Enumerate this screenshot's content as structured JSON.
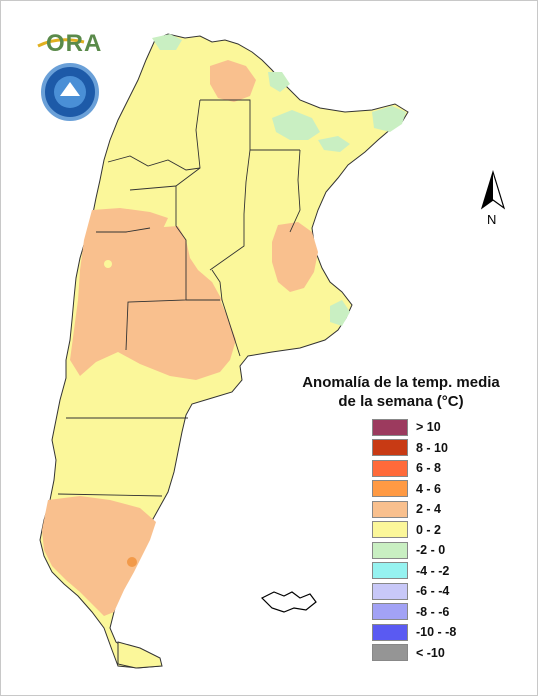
{
  "header": {
    "logo_text": "ORA"
  },
  "map": {
    "title_line1": "Anomalía de la temp. media",
    "title_line2": "de la semana (°C)",
    "north_label": "N",
    "legend": [
      {
        "label": "> 10",
        "color": "#9c3a5e"
      },
      {
        "label": "8 - 10",
        "color": "#c83a14"
      },
      {
        "label": "6 - 8",
        "color": "#ff6a3a"
      },
      {
        "label": "4 - 6",
        "color": "#ff9a44"
      },
      {
        "label": "2 - 4",
        "color": "#f9c08e"
      },
      {
        "label": "0 - 2",
        "color": "#fbf79a"
      },
      {
        "label": "-2 - 0",
        "color": "#c9efc2"
      },
      {
        "label": "-4 - -2",
        "color": "#96f2f0"
      },
      {
        "label": "-6 - -4",
        "color": "#c8c8f8"
      },
      {
        "label": "-8 - -6",
        "color": "#a2a2f5"
      },
      {
        "label": "-10 - -8",
        "color": "#5a5af2"
      },
      {
        "label": "< -10",
        "color": "#959595"
      }
    ]
  }
}
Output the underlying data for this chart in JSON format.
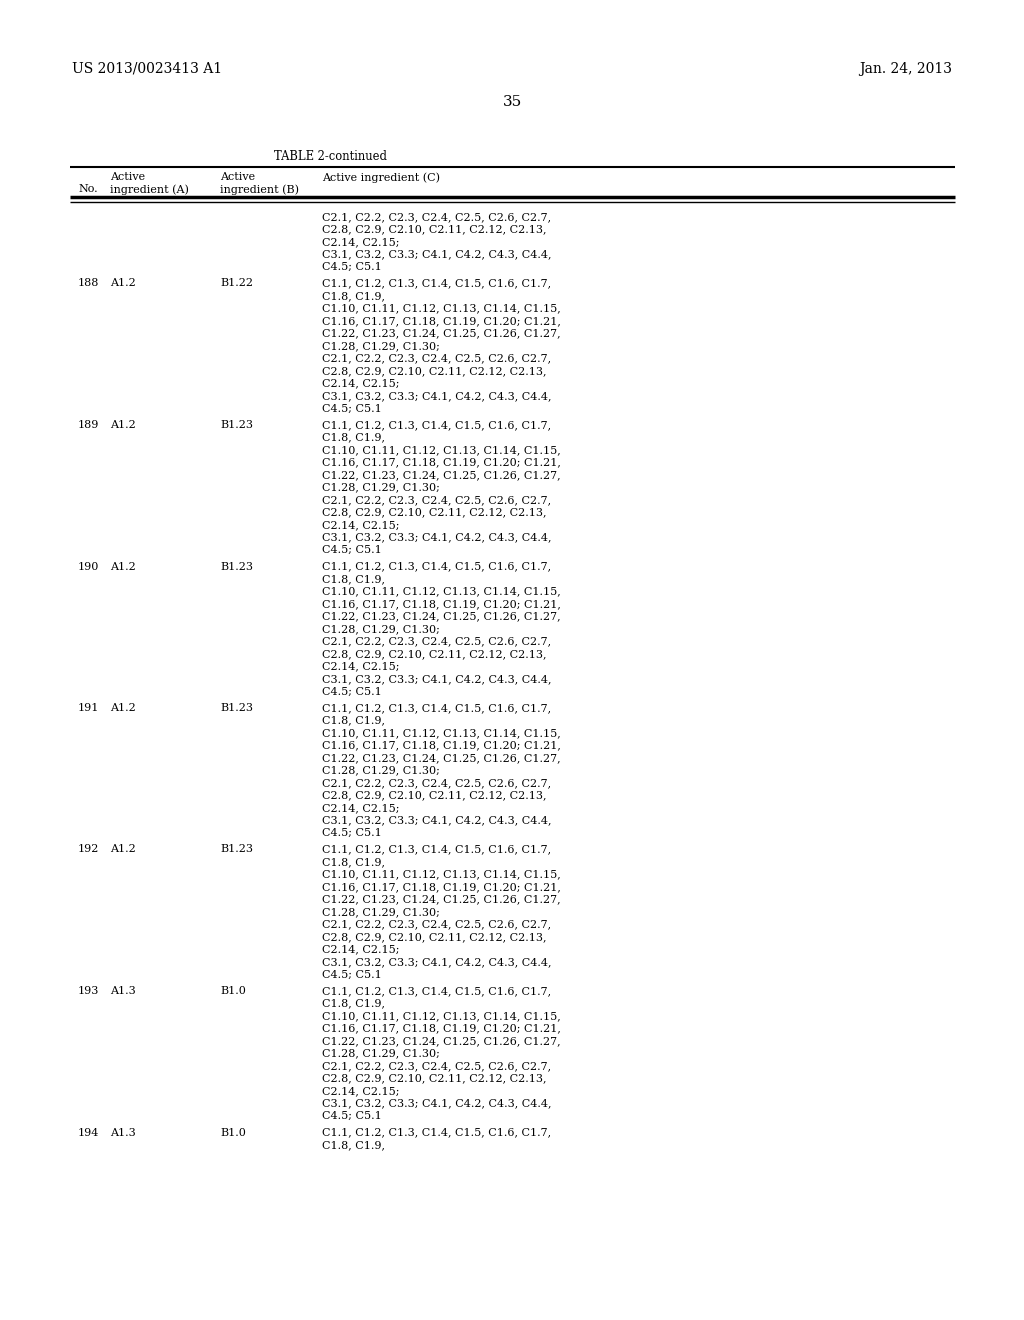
{
  "header_left": "US 2013/0023413 A1",
  "header_right": "Jan. 24, 2013",
  "page_number": "35",
  "table_title": "TABLE 2-continued",
  "bg_color": "#ffffff",
  "text_color": "#000000",
  "font_size": 8.0,
  "header_font_size": 10.0,
  "rows": [
    {
      "no": "",
      "a": "",
      "b": "",
      "c_lines": [
        "C2.1, C2.2, C2.3, C2.4, C2.5, C2.6, C2.7,",
        "C2.8, C2.9, C2.10, C2.11, C2.12, C2.13,",
        "C2.14, C2.15;",
        "C3.1, C3.2, C3.3; C4.1, C4.2, C4.3, C4.4,",
        "C4.5; C5.1"
      ]
    },
    {
      "no": "188",
      "a": "A1.2",
      "b": "B1.22",
      "c_lines": [
        "C1.1, C1.2, C1.3, C1.4, C1.5, C1.6, C1.7,",
        "C1.8, C1.9,",
        "C1.10, C1.11, C1.12, C1.13, C1.14, C1.15,",
        "C1.16, C1.17, C1.18, C1.19, C1.20; C1.21,",
        "C1.22, C1.23, C1.24, C1.25, C1.26, C1.27,",
        "C1.28, C1.29, C1.30;",
        "C2.1, C2.2, C2.3, C2.4, C2.5, C2.6, C2.7,",
        "C2.8, C2.9, C2.10, C2.11, C2.12, C2.13,",
        "C2.14, C2.15;",
        "C3.1, C3.2, C3.3; C4.1, C4.2, C4.3, C4.4,",
        "C4.5; C5.1"
      ]
    },
    {
      "no": "189",
      "a": "A1.2",
      "b": "B1.23",
      "c_lines": [
        "C1.1, C1.2, C1.3, C1.4, C1.5, C1.6, C1.7,",
        "C1.8, C1.9,",
        "C1.10, C1.11, C1.12, C1.13, C1.14, C1.15,",
        "C1.16, C1.17, C1.18, C1.19, C1.20; C1.21,",
        "C1.22, C1.23, C1.24, C1.25, C1.26, C1.27,",
        "C1.28, C1.29, C1.30;",
        "C2.1, C2.2, C2.3, C2.4, C2.5, C2.6, C2.7,",
        "C2.8, C2.9, C2.10, C2.11, C2.12, C2.13,",
        "C2.14, C2.15;",
        "C3.1, C3.2, C3.3; C4.1, C4.2, C4.3, C4.4,",
        "C4.5; C5.1"
      ]
    },
    {
      "no": "190",
      "a": "A1.2",
      "b": "B1.23",
      "c_lines": [
        "C1.1, C1.2, C1.3, C1.4, C1.5, C1.6, C1.7,",
        "C1.8, C1.9,",
        "C1.10, C1.11, C1.12, C1.13, C1.14, C1.15,",
        "C1.16, C1.17, C1.18, C1.19, C1.20; C1.21,",
        "C1.22, C1.23, C1.24, C1.25, C1.26, C1.27,",
        "C1.28, C1.29, C1.30;",
        "C2.1, C2.2, C2.3, C2.4, C2.5, C2.6, C2.7,",
        "C2.8, C2.9, C2.10, C2.11, C2.12, C2.13,",
        "C2.14, C2.15;",
        "C3.1, C3.2, C3.3; C4.1, C4.2, C4.3, C4.4,",
        "C4.5; C5.1"
      ]
    },
    {
      "no": "191",
      "a": "A1.2",
      "b": "B1.23",
      "c_lines": [
        "C1.1, C1.2, C1.3, C1.4, C1.5, C1.6, C1.7,",
        "C1.8, C1.9,",
        "C1.10, C1.11, C1.12, C1.13, C1.14, C1.15,",
        "C1.16, C1.17, C1.18, C1.19, C1.20; C1.21,",
        "C1.22, C1.23, C1.24, C1.25, C1.26, C1.27,",
        "C1.28, C1.29, C1.30;",
        "C2.1, C2.2, C2.3, C2.4, C2.5, C2.6, C2.7,",
        "C2.8, C2.9, C2.10, C2.11, C2.12, C2.13,",
        "C2.14, C2.15;",
        "C3.1, C3.2, C3.3; C4.1, C4.2, C4.3, C4.4,",
        "C4.5; C5.1"
      ]
    },
    {
      "no": "192",
      "a": "A1.2",
      "b": "B1.23",
      "c_lines": [
        "C1.1, C1.2, C1.3, C1.4, C1.5, C1.6, C1.7,",
        "C1.8, C1.9,",
        "C1.10, C1.11, C1.12, C1.13, C1.14, C1.15,",
        "C1.16, C1.17, C1.18, C1.19, C1.20; C1.21,",
        "C1.22, C1.23, C1.24, C1.25, C1.26, C1.27,",
        "C1.28, C1.29, C1.30;",
        "C2.1, C2.2, C2.3, C2.4, C2.5, C2.6, C2.7,",
        "C2.8, C2.9, C2.10, C2.11, C2.12, C2.13,",
        "C2.14, C2.15;",
        "C3.1, C3.2, C3.3; C4.1, C4.2, C4.3, C4.4,",
        "C4.5; C5.1"
      ]
    },
    {
      "no": "193",
      "a": "A1.3",
      "b": "B1.0",
      "c_lines": [
        "C1.1, C1.2, C1.3, C1.4, C1.5, C1.6, C1.7,",
        "C1.8, C1.9,",
        "C1.10, C1.11, C1.12, C1.13, C1.14, C1.15,",
        "C1.16, C1.17, C1.18, C1.19, C1.20; C1.21,",
        "C1.22, C1.23, C1.24, C1.25, C1.26, C1.27,",
        "C1.28, C1.29, C1.30;",
        "C2.1, C2.2, C2.3, C2.4, C2.5, C2.6, C2.7,",
        "C2.8, C2.9, C2.10, C2.11, C2.12, C2.13,",
        "C2.14, C2.15;",
        "C3.1, C3.2, C3.3; C4.1, C4.2, C4.3, C4.4,",
        "C4.5; C5.1"
      ]
    },
    {
      "no": "194",
      "a": "A1.3",
      "b": "B1.0",
      "c_lines": [
        "C1.1, C1.2, C1.3, C1.4, C1.5, C1.6, C1.7,",
        "C1.8, C1.9,"
      ]
    }
  ]
}
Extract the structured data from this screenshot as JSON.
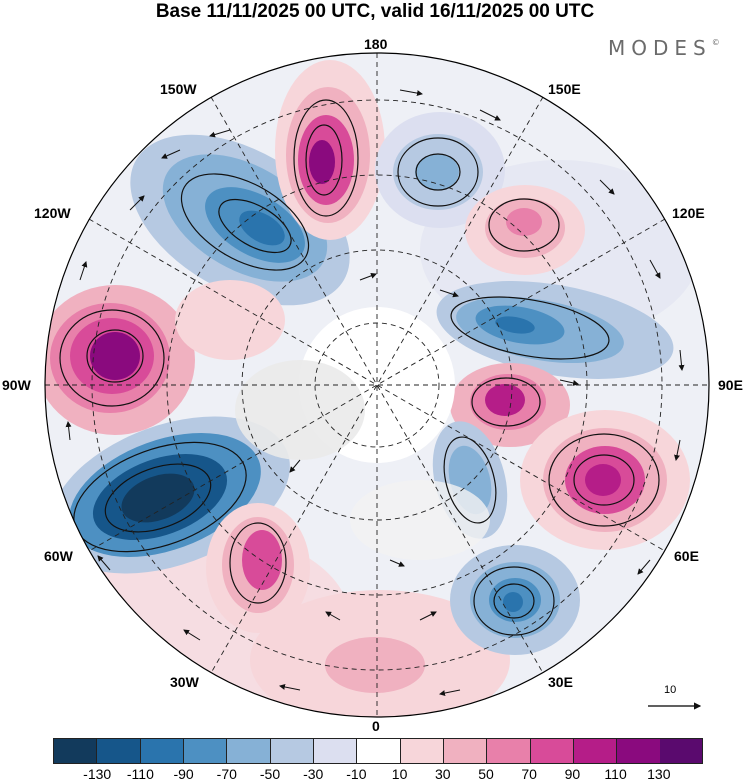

......

:: Given problem ::
Collect each line containing the string "JSON".

:: Answer to the task ::
Enumerate this screenshot's content as structured JSON.
Output the underlying data for this chart in JSON format.
Extract the structured data from this screenshot as JSON.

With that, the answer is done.